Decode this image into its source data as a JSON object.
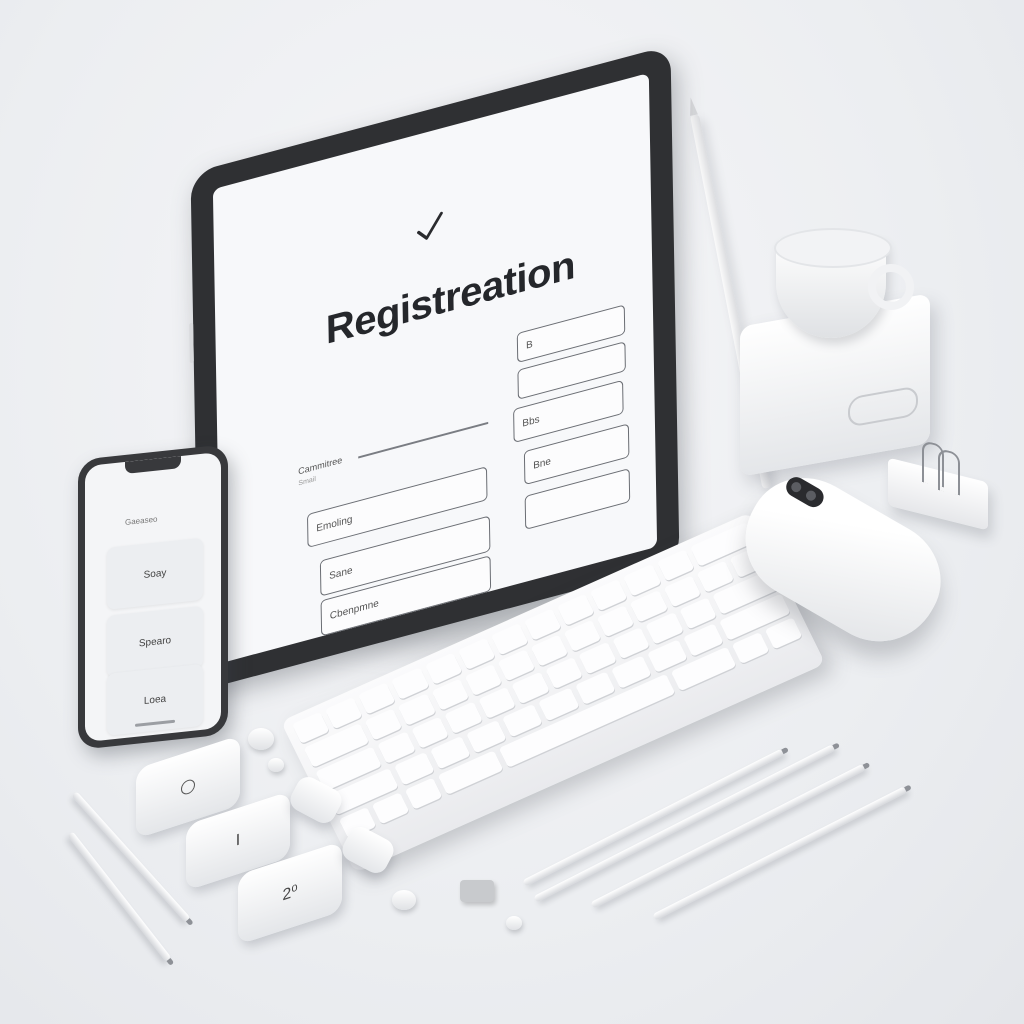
{
  "tablet": {
    "title": "Registreation",
    "check_icon": "check-icon",
    "left_fields": [
      {
        "label": "Cammitree"
      },
      {
        "label": "Emoling"
      },
      {
        "label": "Sane"
      },
      {
        "label": "Cbenpmne"
      }
    ],
    "right_fields": [
      {
        "value": "B"
      },
      {
        "value": "Bbs"
      },
      {
        "value": "Bne"
      },
      {
        "value": ""
      }
    ],
    "sublabel": "Smail"
  },
  "phone": {
    "header": "Gaeaseo",
    "cards": [
      "Soay",
      "Spearo",
      "Loea"
    ]
  },
  "pucks": {
    "a": "I",
    "b": "2⁰"
  },
  "colors": {
    "background": "#eceef1",
    "device_frame": "#2f3033",
    "screen": "#f7f8fa",
    "text": "#25272b"
  }
}
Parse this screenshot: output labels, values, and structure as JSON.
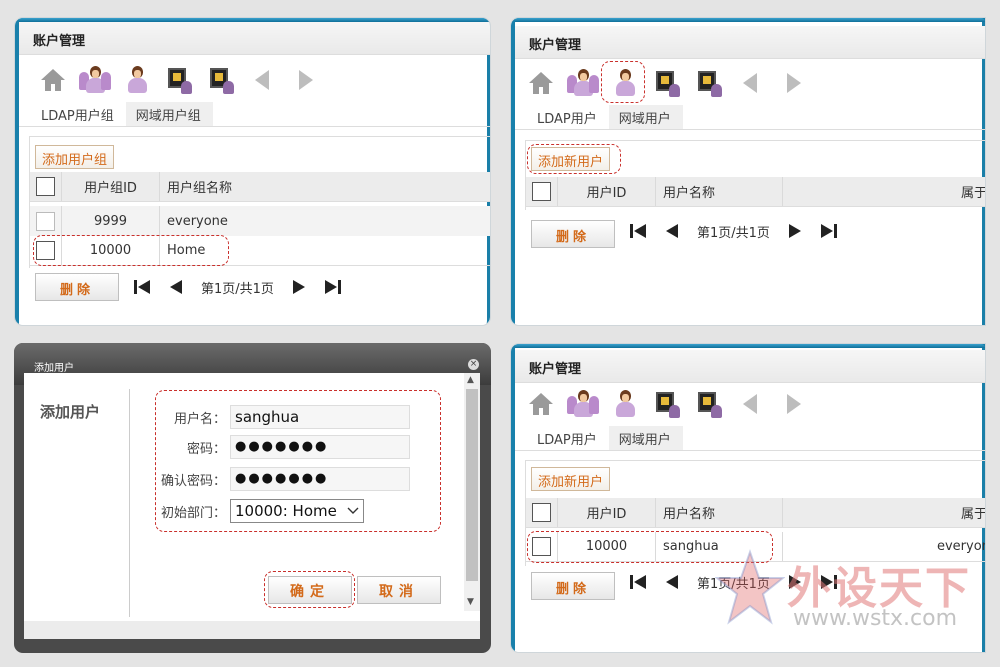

§ **WORK TO BE COMPLETED**
Copy every line of the data exactly as written, excluding the pictures.

§ **WORKED ANSWER**
Decode this image into its source data as a JSON object.
{
  "tablet": {
    "title": "Registreation",
    "check_icon": "check-icon",
    "left_fields": [
      {
        "label": "Cammitree"
      },
      {
        "label": "Emoling"
      },
      {
        "label": "Sane"
      },
      {
        "label": "Cbenpmne"
      }
    ],
    "right_fields": [
      {
        "value": "B"
      },
      {
        "value": "Bbs"
      },
      {
        "value": "Bne"
      },
      {
        "value": ""
      }
    ],
    "sublabel": "Smail"
  },
  "phone": {
    "header": "Gaeaseo",
    "cards": [
      "Soay",
      "Spearo",
      "Loea"
    ]
  },
  "pucks": {
    "a": "I",
    "b": "2⁰"
  },
  "colors": {
    "background": "#eceef1",
    "device_frame": "#2f3033",
    "screen": "#f7f8fa",
    "text": "#25272b"
  }
}
Parse this screenshot: output labels, values, and structure as JSON.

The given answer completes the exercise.